=== Supplied material ===

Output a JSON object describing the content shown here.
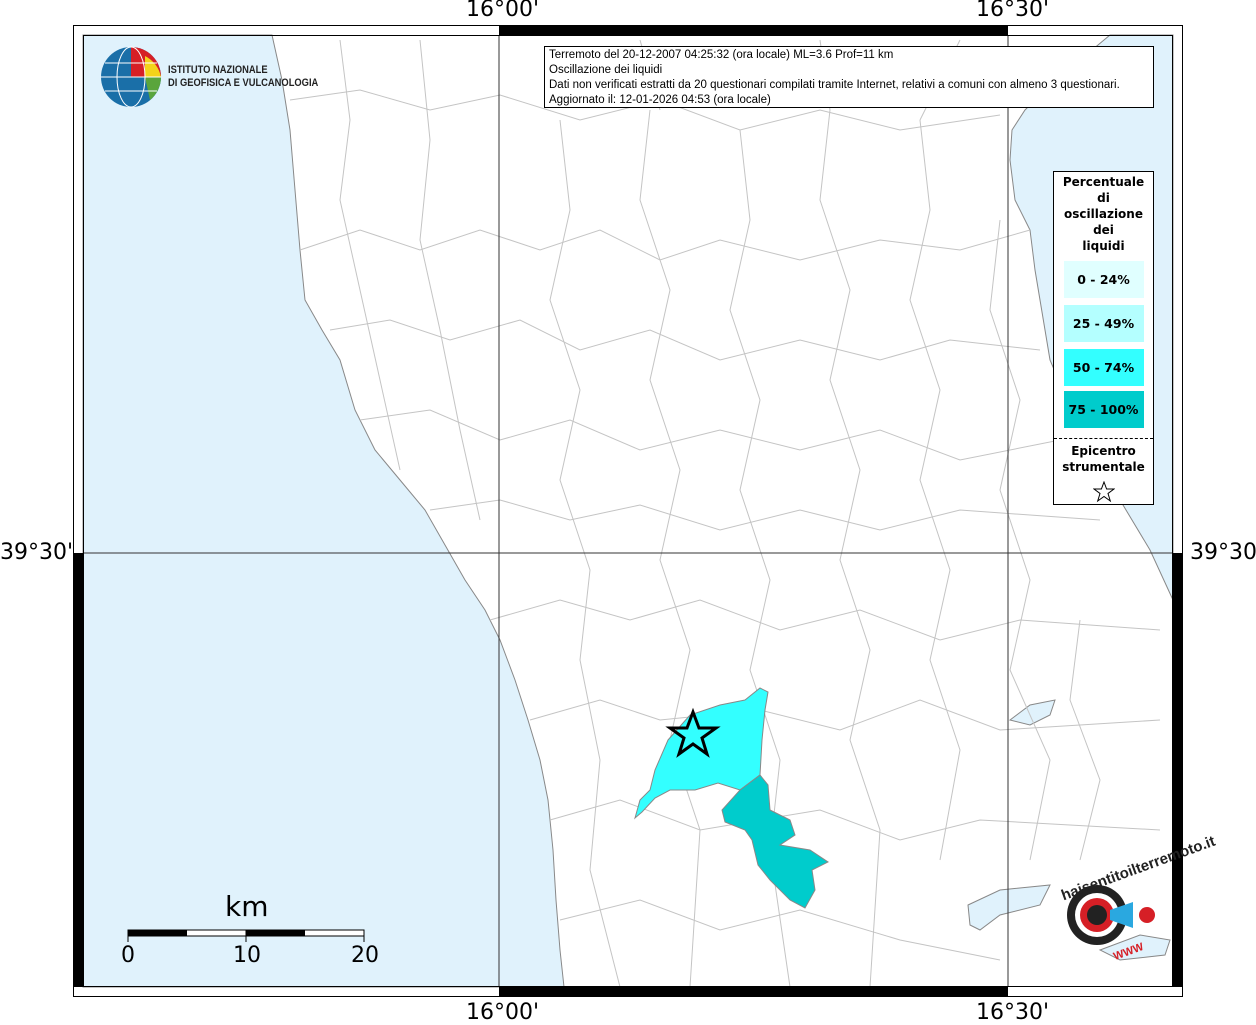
{
  "map": {
    "ticks": {
      "top": [
        "16°00'",
        "16°30'"
      ],
      "bottom": [
        "16°00'",
        "16°30'"
      ],
      "left": "39°30'",
      "right": "39°30'"
    },
    "colors": {
      "sea": "#e0f2fc",
      "land": "#ffffff",
      "boundary": "#bdbdbd"
    }
  },
  "logo": {
    "line1": "ISTITUTO NAZIONALE",
    "line2": "DI GEOFISICA E VULCANOLOGIA"
  },
  "info": {
    "line1": "Terremoto del 20-12-2007 04:25:32 (ora locale) ML=3.6 Prof=11 km",
    "line2": "Oscillazione dei liquidi",
    "line3": "Dati non verificati estratti da 20 questionari compilati tramite Internet, relativi a comuni con almeno 3 questionari.",
    "line4": "Aggiornato il: 12-01-2026 04:53 (ora locale)"
  },
  "legend": {
    "title_lines": [
      "Percentuale",
      "di",
      "oscillazione",
      "dei",
      "liquidi"
    ],
    "classes": [
      {
        "label": "0 - 24%",
        "color": "#e0ffff"
      },
      {
        "label": "25 - 49%",
        "color": "#b4ffff"
      },
      {
        "label": "50 - 74%",
        "color": "#33ffff"
      },
      {
        "label": "75 - 100%",
        "color": "#00cccc"
      }
    ],
    "epicenter_lines": [
      "Epicentro",
      "strumentale"
    ],
    "epicenter_icon": "star-outline-icon"
  },
  "scale_bar": {
    "unit": "km",
    "labels": [
      "0",
      "10",
      "20"
    ]
  },
  "watermark": {
    "text": "haisentitoilterremoto.it",
    "sub": "WWW"
  }
}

===

Work to complete: Quote the full listing above word for word; exclude every picture from the copy.

Solution:
Output a JSON object describing the content shown here.
{
  "map": {
    "ticks": {
      "top": [
        "16°00'",
        "16°30'"
      ],
      "bottom": [
        "16°00'",
        "16°30'"
      ],
      "left": "39°30'",
      "right": "39°30'"
    },
    "colors": {
      "sea": "#e0f2fc",
      "land": "#ffffff",
      "boundary": "#bdbdbd"
    }
  },
  "logo": {
    "line1": "ISTITUTO NAZIONALE",
    "line2": "DI GEOFISICA E VULCANOLOGIA"
  },
  "info": {
    "line1": "Terremoto del 20-12-2007 04:25:32 (ora locale) ML=3.6 Prof=11 km",
    "line2": "Oscillazione dei liquidi",
    "line3": "Dati non verificati estratti da 20 questionari compilati tramite Internet, relativi a comuni con almeno 3 questionari.",
    "line4": "Aggiornato il: 12-01-2026 04:53 (ora locale)"
  },
  "legend": {
    "title_lines": [
      "Percentuale",
      "di",
      "oscillazione",
      "dei",
      "liquidi"
    ],
    "classes": [
      {
        "label": "0 - 24%",
        "color": "#e0ffff"
      },
      {
        "label": "25 - 49%",
        "color": "#b4ffff"
      },
      {
        "label": "50 - 74%",
        "color": "#33ffff"
      },
      {
        "label": "75 - 100%",
        "color": "#00cccc"
      }
    ],
    "epicenter_lines": [
      "Epicentro",
      "strumentale"
    ],
    "epicenter_icon": "star-outline-icon"
  },
  "scale_bar": {
    "unit": "km",
    "labels": [
      "0",
      "10",
      "20"
    ]
  },
  "watermark": {
    "text": "haisentitoilterremoto.it",
    "sub": "WWW"
  }
}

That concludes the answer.